____ Listed records

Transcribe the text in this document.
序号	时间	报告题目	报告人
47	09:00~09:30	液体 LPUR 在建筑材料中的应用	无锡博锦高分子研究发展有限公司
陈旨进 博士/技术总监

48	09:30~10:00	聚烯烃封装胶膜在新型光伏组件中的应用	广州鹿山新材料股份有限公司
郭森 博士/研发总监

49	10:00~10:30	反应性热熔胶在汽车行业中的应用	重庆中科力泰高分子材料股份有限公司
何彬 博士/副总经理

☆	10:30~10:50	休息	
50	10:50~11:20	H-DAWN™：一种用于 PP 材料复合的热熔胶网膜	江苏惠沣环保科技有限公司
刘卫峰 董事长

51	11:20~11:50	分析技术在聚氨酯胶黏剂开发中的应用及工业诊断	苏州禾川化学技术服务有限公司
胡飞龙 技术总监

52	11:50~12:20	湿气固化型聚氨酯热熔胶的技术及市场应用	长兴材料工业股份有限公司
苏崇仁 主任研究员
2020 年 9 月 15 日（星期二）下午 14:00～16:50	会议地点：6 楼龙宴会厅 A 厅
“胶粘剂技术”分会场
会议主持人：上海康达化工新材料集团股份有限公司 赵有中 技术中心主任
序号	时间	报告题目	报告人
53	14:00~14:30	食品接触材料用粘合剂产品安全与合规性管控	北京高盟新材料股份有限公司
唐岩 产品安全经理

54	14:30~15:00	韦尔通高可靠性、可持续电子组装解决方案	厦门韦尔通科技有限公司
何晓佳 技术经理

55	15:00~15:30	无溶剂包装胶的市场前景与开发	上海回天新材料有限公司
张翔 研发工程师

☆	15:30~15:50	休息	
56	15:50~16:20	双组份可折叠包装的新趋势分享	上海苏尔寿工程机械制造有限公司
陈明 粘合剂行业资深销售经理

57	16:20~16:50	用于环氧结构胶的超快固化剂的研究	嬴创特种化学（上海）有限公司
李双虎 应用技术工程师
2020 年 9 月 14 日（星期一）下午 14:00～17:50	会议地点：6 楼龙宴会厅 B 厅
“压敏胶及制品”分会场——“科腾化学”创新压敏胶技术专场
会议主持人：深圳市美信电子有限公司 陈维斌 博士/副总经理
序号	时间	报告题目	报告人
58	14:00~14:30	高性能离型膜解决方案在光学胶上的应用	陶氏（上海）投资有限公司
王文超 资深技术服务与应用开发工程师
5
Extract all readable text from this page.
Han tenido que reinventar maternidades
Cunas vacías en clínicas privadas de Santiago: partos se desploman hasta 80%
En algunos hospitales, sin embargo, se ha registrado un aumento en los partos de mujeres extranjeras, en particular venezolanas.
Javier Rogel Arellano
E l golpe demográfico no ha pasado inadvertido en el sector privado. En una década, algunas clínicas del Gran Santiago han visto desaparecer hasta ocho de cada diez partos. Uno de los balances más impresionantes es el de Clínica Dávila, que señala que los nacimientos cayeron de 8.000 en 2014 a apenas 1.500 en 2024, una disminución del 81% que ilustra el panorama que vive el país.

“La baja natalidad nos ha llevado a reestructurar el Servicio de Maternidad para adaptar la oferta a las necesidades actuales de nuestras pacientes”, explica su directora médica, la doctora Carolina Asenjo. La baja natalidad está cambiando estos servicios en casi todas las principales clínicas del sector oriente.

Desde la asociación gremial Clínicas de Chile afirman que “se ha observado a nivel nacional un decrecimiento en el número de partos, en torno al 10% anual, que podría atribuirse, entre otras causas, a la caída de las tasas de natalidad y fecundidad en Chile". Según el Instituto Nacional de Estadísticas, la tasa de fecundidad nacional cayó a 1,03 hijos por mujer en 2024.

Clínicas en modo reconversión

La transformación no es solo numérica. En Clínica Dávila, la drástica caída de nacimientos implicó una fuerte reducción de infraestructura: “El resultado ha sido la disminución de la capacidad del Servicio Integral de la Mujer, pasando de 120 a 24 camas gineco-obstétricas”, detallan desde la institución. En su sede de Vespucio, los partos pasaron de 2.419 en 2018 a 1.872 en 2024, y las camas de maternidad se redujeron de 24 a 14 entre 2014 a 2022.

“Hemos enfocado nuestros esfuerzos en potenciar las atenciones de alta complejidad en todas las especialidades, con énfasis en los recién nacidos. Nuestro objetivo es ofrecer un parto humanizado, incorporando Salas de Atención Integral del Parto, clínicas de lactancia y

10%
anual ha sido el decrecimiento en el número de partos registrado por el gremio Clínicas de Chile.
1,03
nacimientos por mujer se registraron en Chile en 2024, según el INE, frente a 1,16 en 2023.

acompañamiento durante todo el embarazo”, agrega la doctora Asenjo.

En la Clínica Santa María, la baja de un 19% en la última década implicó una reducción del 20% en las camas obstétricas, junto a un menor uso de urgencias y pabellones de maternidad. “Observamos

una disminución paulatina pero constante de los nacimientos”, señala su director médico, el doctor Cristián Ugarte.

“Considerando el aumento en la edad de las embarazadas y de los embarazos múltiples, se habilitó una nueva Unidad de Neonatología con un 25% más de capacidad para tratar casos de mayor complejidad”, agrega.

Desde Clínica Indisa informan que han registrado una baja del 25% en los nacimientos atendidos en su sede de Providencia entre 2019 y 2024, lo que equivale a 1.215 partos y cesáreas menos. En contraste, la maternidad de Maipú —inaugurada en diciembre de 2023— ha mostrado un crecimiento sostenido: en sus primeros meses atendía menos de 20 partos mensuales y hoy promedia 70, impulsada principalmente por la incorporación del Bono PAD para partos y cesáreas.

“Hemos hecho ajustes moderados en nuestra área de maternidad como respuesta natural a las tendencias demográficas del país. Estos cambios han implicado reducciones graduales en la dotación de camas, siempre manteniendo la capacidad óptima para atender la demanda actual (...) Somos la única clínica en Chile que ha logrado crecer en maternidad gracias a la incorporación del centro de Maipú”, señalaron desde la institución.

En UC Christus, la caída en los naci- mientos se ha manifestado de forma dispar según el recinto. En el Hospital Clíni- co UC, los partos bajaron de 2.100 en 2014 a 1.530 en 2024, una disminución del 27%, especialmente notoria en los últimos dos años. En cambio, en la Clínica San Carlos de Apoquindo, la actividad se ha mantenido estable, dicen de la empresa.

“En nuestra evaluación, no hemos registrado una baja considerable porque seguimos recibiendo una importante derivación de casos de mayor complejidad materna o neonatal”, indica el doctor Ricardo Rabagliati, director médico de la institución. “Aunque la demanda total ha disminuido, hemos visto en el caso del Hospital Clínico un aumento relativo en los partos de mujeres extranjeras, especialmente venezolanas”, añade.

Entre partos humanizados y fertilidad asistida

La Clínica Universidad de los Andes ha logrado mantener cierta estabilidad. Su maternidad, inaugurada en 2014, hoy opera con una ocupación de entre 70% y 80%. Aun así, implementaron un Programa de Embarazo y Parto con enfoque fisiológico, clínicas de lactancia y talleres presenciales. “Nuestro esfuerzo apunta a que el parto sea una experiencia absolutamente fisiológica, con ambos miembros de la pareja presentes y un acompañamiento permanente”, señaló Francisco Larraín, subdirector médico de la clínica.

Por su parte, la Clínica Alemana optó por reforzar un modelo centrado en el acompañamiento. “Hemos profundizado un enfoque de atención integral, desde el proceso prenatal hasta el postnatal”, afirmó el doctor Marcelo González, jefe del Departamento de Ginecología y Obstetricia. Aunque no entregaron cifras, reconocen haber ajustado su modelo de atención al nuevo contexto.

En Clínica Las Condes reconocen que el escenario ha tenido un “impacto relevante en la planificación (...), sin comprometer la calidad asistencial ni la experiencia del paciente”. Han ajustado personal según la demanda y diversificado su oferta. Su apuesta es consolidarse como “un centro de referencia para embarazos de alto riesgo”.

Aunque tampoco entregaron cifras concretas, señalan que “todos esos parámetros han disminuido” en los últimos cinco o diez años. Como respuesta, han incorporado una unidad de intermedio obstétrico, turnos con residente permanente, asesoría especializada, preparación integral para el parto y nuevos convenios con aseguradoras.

________

What is needed: Filter the records down to the lines that contain the string "oferta", and copy those lines.

Full solution:
“La baja natalidad nos ha llevado a reestructurar el Servicio de Maternidad para adaptar la oferta a las necesidades actuales de nuestras pacientes”, explica su directora médica, la doctora Carolina Asenjo. La baja natalidad está cambiando estos servicios en casi todas las principales clínicas del sector oriente.
En Clínica Las Condes reconocen que el escenario ha tenido un “impacto relevante en la planificación (...), sin comprometer la calidad asistencial ni la experiencia del paciente”. Han ajustado personal según la demanda y diversificado su oferta. Su apuesta es consolidarse como “un centro de referencia para embarazos de alto riesgo”.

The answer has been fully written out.